EXERCISE REQUIREMENTS -> Go through the material below and count the lines with the string "name"; the number is the whole answer.

RECORDS ->
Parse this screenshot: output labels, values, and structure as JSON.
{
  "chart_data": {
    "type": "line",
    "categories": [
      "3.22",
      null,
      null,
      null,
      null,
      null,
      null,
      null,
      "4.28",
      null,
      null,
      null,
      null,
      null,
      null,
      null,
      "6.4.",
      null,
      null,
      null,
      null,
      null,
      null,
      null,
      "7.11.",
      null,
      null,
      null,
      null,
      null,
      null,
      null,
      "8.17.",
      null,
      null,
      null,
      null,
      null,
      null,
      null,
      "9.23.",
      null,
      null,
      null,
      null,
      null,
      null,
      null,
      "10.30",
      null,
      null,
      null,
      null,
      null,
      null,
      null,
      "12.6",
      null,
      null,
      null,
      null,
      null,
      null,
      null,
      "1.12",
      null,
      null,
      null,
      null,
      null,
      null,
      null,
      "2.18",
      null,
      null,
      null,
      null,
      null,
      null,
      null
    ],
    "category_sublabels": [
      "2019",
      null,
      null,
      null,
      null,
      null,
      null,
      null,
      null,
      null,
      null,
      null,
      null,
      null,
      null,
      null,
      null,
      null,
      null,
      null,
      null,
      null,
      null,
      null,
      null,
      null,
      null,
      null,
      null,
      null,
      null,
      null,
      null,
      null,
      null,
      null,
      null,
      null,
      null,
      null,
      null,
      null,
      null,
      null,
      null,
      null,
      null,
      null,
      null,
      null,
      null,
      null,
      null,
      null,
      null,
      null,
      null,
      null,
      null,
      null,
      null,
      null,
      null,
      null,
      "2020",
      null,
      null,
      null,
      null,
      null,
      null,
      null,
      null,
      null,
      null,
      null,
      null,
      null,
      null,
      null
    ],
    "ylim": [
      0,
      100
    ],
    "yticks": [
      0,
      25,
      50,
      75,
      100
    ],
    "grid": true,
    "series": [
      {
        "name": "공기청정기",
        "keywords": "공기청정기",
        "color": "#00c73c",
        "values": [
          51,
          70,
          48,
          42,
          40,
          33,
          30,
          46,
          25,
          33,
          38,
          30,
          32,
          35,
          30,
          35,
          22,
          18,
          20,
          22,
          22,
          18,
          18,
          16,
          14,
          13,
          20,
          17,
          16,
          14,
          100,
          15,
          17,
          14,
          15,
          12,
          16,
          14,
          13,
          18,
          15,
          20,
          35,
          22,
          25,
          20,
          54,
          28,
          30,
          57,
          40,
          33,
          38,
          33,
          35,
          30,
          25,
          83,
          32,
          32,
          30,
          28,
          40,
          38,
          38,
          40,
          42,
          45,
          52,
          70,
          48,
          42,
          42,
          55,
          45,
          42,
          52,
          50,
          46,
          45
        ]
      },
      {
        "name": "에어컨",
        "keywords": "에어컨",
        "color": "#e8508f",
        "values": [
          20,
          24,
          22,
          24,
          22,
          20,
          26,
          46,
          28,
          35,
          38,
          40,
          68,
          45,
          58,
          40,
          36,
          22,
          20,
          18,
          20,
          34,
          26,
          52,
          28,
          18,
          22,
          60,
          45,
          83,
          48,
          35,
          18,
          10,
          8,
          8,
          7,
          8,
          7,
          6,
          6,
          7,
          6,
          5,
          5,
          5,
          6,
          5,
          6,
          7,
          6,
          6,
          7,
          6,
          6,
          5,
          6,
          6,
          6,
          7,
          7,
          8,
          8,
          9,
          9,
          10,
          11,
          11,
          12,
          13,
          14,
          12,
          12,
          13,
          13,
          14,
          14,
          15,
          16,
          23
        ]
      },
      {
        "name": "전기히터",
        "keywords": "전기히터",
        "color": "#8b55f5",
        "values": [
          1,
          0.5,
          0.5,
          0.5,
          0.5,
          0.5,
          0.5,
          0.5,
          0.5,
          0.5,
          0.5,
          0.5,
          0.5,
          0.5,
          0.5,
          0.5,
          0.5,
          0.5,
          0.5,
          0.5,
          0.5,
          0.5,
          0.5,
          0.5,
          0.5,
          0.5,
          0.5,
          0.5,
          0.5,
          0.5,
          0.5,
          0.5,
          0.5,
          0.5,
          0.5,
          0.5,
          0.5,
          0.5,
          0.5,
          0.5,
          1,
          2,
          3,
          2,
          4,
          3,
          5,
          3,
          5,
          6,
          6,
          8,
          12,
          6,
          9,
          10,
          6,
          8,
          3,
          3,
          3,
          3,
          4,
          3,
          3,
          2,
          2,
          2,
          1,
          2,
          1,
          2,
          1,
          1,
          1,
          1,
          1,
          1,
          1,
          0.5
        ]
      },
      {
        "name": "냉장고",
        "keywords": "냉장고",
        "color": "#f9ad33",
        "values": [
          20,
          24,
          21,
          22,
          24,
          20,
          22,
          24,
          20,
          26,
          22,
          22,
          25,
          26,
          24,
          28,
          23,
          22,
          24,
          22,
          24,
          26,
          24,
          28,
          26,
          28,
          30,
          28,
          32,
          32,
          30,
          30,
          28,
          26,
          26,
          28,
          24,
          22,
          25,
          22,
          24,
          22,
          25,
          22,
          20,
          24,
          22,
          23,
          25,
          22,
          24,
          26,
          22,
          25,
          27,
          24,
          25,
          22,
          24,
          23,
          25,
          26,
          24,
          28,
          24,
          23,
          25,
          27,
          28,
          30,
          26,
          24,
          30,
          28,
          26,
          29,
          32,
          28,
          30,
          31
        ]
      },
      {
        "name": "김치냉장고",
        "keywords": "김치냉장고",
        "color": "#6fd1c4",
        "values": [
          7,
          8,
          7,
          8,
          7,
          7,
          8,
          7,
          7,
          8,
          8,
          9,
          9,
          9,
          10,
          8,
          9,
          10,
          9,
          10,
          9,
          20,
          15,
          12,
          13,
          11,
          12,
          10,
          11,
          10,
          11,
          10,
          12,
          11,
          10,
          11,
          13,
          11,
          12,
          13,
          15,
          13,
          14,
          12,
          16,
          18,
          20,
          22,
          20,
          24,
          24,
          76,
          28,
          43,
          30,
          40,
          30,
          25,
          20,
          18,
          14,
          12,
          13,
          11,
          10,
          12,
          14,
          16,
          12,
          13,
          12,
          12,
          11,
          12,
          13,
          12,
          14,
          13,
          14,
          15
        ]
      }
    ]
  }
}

WRITTEN ANSWER -> 5